- _Records supplied_
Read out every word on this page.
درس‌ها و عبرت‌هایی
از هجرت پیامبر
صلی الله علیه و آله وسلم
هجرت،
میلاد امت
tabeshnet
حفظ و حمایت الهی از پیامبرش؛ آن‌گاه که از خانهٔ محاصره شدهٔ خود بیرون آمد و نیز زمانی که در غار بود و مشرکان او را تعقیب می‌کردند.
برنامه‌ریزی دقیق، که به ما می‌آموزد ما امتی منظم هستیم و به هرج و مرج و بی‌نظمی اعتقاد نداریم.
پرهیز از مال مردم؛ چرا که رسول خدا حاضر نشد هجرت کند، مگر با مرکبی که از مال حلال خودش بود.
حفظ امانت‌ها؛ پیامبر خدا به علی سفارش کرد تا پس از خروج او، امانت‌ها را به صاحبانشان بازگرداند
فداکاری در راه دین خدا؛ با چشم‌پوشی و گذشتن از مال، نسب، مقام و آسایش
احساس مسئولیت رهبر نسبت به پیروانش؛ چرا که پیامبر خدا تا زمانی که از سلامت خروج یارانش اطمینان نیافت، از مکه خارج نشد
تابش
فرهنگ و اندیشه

---

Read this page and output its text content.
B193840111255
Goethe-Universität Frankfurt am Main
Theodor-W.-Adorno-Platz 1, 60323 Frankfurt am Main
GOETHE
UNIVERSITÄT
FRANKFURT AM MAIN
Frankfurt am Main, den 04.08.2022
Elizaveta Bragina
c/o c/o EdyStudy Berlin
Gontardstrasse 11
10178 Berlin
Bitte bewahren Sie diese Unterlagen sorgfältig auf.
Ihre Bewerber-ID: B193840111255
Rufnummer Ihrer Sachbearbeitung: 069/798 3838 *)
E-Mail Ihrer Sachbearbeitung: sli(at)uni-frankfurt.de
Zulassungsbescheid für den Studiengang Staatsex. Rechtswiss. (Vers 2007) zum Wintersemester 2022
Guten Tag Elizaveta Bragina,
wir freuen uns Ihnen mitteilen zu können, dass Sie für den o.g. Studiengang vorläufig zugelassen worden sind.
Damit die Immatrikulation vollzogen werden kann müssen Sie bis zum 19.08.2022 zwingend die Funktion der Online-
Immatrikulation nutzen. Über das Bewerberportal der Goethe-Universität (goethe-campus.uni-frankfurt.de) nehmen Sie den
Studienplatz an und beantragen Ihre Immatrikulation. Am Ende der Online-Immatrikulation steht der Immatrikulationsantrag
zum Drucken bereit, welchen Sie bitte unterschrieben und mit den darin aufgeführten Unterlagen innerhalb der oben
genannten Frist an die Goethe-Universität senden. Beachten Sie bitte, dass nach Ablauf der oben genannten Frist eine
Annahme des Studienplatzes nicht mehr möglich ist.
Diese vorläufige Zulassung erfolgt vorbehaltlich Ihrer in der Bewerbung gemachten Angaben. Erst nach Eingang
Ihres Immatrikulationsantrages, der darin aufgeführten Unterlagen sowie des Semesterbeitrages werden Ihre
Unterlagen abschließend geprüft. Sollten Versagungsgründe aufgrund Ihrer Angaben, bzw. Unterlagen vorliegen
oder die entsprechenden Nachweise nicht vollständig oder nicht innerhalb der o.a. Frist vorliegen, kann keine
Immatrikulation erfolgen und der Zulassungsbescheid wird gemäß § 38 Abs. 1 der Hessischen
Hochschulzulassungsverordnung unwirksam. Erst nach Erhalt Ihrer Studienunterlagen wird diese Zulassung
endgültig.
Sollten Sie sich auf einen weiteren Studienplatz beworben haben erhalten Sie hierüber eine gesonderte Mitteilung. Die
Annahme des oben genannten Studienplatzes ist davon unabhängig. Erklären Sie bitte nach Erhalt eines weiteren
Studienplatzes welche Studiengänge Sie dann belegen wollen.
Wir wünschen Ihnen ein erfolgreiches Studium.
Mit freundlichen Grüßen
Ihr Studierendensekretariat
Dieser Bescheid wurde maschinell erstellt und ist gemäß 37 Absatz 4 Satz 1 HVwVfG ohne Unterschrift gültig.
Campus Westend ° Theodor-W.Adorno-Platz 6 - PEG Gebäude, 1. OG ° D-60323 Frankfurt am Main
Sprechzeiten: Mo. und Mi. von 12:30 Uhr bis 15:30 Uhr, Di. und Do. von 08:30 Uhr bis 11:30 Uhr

- _Instructions for the task_
Extract every line above that contains the word "Elizaveta".

- _Exercise answer_
Elizaveta Bragina
Guten Tag Elizaveta Bragina,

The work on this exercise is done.